* Stated problem *
The records below need retyping in full; give them again exactly.

* Data listing *

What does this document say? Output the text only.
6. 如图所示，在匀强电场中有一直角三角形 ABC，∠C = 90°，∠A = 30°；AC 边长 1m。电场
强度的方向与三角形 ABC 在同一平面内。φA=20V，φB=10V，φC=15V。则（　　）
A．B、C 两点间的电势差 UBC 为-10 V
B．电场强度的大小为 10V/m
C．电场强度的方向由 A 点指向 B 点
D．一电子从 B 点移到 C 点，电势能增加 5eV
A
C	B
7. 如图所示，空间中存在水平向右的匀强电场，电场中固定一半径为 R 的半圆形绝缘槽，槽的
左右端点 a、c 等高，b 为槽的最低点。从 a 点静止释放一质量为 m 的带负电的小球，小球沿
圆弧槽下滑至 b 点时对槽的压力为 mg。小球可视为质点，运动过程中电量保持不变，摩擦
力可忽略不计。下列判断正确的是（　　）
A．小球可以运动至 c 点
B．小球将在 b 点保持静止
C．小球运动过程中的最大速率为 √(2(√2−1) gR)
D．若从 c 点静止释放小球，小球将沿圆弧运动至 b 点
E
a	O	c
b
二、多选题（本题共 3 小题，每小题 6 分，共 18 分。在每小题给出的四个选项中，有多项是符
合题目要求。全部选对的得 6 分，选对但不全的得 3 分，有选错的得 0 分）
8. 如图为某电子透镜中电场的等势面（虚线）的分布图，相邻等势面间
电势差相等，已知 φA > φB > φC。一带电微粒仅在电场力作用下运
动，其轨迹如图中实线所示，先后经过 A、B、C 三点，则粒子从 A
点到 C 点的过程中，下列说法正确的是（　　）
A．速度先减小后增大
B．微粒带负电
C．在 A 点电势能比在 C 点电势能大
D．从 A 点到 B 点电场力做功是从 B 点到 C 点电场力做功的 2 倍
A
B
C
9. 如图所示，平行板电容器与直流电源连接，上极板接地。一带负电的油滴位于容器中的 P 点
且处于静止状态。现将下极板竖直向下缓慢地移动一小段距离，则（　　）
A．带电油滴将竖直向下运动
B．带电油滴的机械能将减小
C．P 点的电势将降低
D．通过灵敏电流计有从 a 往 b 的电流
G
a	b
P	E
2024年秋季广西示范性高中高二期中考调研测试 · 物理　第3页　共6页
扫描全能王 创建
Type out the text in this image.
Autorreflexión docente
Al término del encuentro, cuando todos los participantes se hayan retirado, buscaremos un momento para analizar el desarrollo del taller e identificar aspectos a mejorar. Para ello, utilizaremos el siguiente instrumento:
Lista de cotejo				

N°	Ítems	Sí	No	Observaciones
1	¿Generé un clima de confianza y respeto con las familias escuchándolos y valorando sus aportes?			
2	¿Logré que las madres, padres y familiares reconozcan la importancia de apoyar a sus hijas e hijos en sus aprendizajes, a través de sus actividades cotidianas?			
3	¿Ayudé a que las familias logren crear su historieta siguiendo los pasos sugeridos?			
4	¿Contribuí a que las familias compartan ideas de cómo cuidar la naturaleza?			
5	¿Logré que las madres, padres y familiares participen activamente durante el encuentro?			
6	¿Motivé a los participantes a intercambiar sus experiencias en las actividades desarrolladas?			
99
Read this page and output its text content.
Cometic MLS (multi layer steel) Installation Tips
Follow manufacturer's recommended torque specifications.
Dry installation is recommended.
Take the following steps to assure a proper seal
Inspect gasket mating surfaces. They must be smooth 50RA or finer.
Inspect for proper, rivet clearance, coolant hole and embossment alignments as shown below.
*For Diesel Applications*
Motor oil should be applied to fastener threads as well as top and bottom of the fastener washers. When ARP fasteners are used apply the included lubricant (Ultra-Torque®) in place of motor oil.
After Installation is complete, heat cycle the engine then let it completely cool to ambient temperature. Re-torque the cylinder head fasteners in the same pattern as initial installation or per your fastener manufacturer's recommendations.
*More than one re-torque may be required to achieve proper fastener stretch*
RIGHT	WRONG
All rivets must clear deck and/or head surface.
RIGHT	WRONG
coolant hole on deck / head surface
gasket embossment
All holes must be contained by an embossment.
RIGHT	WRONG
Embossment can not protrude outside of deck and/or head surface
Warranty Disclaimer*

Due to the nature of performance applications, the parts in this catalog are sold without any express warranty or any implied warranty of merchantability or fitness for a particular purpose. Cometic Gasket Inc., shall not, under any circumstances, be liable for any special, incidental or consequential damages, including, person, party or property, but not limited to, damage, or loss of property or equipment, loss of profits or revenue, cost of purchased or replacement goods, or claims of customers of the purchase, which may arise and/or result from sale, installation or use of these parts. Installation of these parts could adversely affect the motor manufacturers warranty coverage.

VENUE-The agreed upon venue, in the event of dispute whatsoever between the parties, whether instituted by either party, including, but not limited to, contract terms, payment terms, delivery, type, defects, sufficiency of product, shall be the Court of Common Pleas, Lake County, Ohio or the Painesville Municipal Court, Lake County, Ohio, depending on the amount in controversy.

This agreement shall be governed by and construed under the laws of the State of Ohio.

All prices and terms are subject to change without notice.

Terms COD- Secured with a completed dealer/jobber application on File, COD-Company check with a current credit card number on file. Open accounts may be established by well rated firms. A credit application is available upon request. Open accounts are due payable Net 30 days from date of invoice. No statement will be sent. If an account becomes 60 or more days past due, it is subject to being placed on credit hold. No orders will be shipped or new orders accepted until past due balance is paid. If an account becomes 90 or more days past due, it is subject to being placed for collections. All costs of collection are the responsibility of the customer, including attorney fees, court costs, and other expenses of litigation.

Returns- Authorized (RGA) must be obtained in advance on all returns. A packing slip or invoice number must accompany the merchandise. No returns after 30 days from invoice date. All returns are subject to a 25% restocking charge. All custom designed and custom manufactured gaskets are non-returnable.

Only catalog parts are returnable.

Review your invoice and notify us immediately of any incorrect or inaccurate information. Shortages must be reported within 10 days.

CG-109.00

* Written response *
What does this document say? Output the text only.
6. 如图所示，在匀强电场中有一直角三角形 ABC，∠C = 90°，∠A = 30°；AC 边长 1m。电场
强度的方向与三角形 ABC 在同一平面内。φA=20V，φB=10V，φC=15V。则（　　）
A．B、C 两点间的电势差 UBC 为-10 V
B．电场强度的大小为 10V/m
C．电场强度的方向由 A 点指向 B 点
D．一电子从 B 点移到 C 点，电势能增加 5eV
A
C	B
7. 如图所示，空间中存在水平向右的匀强电场，电场中固定一半径为 R 的半圆形绝缘槽，槽的
左右端点 a、c 等高，b 为槽的最低点。从 a 点静止释放一质量为 m 的带负电的小球，小球沿
圆弧槽下滑至 b 点时对槽的压力为 mg。小球可视为质点，运动过程中电量保持不变，摩擦
力可忽略不计。下列判断正确的是（　　）
A．小球可以运动至 c 点
B．小球将在 b 点保持静止
C．小球运动过程中的最大速率为 √(2(√2−1) gR)
D．若从 c 点静止释放小球，小球将沿圆弧运动至 b 点
E
a	O	c
b
二、多选题（本题共 3 小题，每小题 6 分，共 18 分。在每小题给出的四个选项中，有多项是符
合题目要求。全部选对的得 6 分，选对但不全的得 3 分，有选错的得 0 分）
8. 如图为某电子透镜中电场的等势面（虚线）的分布图，相邻等势面间
电势差相等，已知 φA > φB > φC。一带电微粒仅在电场力作用下运
动，其轨迹如图中实线所示，先后经过 A、B、C 三点，则粒子从 A
点到 C 点的过程中，下列说法正确的是（　　）
A．速度先减小后增大
B．微粒带负电
C．在 A 点电势能比在 C 点电势能大
D．从 A 点到 B 点电场力做功是从 B 点到 C 点电场力做功的 2 倍
A
B
C
9. 如图所示，平行板电容器与直流电源连接，上极板接地。一带负电的油滴位于容器中的 P 点
且处于静止状态。现将下极板竖直向下缓慢地移动一小段距离，则（　　）
A．带电油滴将竖直向下运动
B．带电油滴的机械能将减小
C．P 点的电势将降低
D．通过灵敏电流计有从 a 往 b 的电流
G
a	b
P	E
2024年秋季广西示范性高中高二期中考调研测试 · 物理　第3页　共6页
扫描全能王 创建
Type out the text in this image.
Autorreflexión docente
Al término del encuentro, cuando todos los participantes se hayan retirado, buscaremos un momento para analizar el desarrollo del taller e identificar aspectos a mejorar. Para ello, utilizaremos el siguiente instrumento:
Lista de cotejo				

N°	Ítems	Sí	No	Observaciones
1	¿Generé un clima de confianza y respeto con las familias escuchándolos y valorando sus aportes?			
2	¿Logré que las madres, padres y familiares reconozcan la importancia de apoyar a sus hijas e hijos en sus aprendizajes, a través de sus actividades cotidianas?			
3	¿Ayudé a que las familias logren crear su historieta siguiendo los pasos sugeridos?			
4	¿Contribuí a que las familias compartan ideas de cómo cuidar la naturaleza?			
5	¿Logré que las madres, padres y familiares participen activamente durante el encuentro?			
6	¿Motivé a los participantes a intercambiar sus experiencias en las actividades desarrolladas?			
99
Read this page and output its text content.
Cometic MLS (multi layer steel) Installation Tips
Follow manufacturer's recommended torque specifications.
Dry installation is recommended.
Take the following steps to assure a proper seal
Inspect gasket mating surfaces. They must be smooth 50RA or finer.
Inspect for proper, rivet clearance, coolant hole and embossment alignments as shown below.
*For Diesel Applications*
Motor oil should be applied to fastener threads as well as top and bottom of the fastener washers. When ARP fasteners are used apply the included lubricant (Ultra-Torque®) in place of motor oil.
After Installation is complete, heat cycle the engine then let it completely cool to ambient temperature. Re-torque the cylinder head fasteners in the same pattern as initial installation or per your fastener manufacturer's recommendations.
*More than one re-torque may be required to achieve proper fastener stretch*
RIGHT	WRONG
All rivets must clear deck and/or head surface.
RIGHT	WRONG
coolant hole on deck / head surface
gasket embossment
All holes must be contained by an embossment.
RIGHT	WRONG
Embossment can not protrude outside of deck and/or head surface
Warranty Disclaimer*

Due to the nature of performance applications, the parts in this catalog are sold without any express warranty or any implied warranty of merchantability or fitness for a particular purpose. Cometic Gasket Inc., shall not, under any circumstances, be liable for any special, incidental or consequential damages, including, person, party or property, but not limited to, damage, or loss of property or equipment, loss of profits or revenue, cost of purchased or replacement goods, or claims of customers of the purchase, which may arise and/or result from sale, installation or use of these parts. Installation of these parts could adversely affect the motor manufacturers warranty coverage.

VENUE-The agreed upon venue, in the event of dispute whatsoever between the parties, whether instituted by either party, including, but not limited to, contract terms, payment terms, delivery, type, defects, sufficiency of product, shall be the Court of Common Pleas, Lake County, Ohio or the Painesville Municipal Court, Lake County, Ohio, depending on the amount in controversy.

This agreement shall be governed by and construed under the laws of the State of Ohio.

All prices and terms are subject to change without notice.

Terms COD- Secured with a completed dealer/jobber application on File, COD-Company check with a current credit card number on file. Open accounts may be established by well rated firms. A credit application is available upon request. Open accounts are due payable Net 30 days from date of invoice. No statement will be sent. If an account becomes 60 or more days past due, it is subject to being placed on credit hold. No orders will be shipped or new orders accepted until past due balance is paid. If an account becomes 90 or more days past due, it is subject to being placed for collections. All costs of collection are the responsibility of the customer, including attorney fees, court costs, and other expenses of litigation.

Returns- Authorized (RGA) must be obtained in advance on all returns. A packing slip or invoice number must accompany the merchandise. No returns after 30 days from invoice date. All returns are subject to a 25% restocking charge. All custom designed and custom manufactured gaskets are non-returnable.

Only catalog parts are returnable.

Review your invoice and notify us immediately of any incorrect or inaccurate information. Shortages must be reported within 10 days.

CG-109.00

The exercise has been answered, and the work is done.